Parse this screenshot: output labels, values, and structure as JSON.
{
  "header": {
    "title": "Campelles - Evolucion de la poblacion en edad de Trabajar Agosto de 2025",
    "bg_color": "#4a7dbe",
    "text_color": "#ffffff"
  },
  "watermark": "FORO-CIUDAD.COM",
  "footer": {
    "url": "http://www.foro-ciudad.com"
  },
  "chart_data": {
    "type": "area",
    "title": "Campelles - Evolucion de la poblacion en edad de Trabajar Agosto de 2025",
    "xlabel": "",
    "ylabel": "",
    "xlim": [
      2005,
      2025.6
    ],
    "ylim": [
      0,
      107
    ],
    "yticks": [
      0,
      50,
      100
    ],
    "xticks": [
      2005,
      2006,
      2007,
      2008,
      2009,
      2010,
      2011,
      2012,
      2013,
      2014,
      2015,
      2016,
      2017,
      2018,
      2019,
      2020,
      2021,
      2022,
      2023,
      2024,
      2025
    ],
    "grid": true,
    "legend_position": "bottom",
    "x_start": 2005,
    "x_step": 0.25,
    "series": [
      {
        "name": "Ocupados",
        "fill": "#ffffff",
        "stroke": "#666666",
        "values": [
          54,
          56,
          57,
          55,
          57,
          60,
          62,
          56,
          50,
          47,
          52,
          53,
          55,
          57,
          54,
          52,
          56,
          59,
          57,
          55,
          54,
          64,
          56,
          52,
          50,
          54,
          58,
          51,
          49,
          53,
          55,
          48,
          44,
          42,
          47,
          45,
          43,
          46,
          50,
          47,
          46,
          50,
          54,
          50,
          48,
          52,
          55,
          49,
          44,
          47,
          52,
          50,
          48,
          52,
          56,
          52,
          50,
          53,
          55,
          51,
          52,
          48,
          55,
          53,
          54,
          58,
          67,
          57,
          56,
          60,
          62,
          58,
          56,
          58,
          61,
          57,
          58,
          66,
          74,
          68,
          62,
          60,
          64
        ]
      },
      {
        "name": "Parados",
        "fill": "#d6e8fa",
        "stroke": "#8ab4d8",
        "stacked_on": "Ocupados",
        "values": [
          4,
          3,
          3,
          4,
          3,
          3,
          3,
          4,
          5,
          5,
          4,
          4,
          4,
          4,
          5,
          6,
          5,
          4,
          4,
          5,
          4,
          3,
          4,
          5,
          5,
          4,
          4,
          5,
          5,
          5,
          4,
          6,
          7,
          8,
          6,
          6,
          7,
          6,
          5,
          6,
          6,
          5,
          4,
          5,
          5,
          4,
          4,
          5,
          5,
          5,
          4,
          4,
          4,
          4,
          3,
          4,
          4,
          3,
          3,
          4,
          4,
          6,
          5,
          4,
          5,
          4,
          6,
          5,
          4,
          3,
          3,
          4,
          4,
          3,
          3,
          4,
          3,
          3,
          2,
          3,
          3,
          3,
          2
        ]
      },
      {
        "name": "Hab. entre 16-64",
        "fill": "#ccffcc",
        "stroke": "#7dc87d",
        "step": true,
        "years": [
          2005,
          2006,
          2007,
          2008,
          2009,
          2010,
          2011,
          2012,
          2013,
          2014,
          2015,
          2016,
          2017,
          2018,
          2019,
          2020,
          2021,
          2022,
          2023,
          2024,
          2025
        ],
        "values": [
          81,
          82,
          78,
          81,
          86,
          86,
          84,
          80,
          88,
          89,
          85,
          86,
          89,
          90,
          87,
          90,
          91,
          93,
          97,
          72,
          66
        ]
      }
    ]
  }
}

####################

WHAT IS EXPECTED:
Within the records, how many lines include "stroke"? The answer is the number and nothing else.

RESPONSE TO THE EXERCISE:
3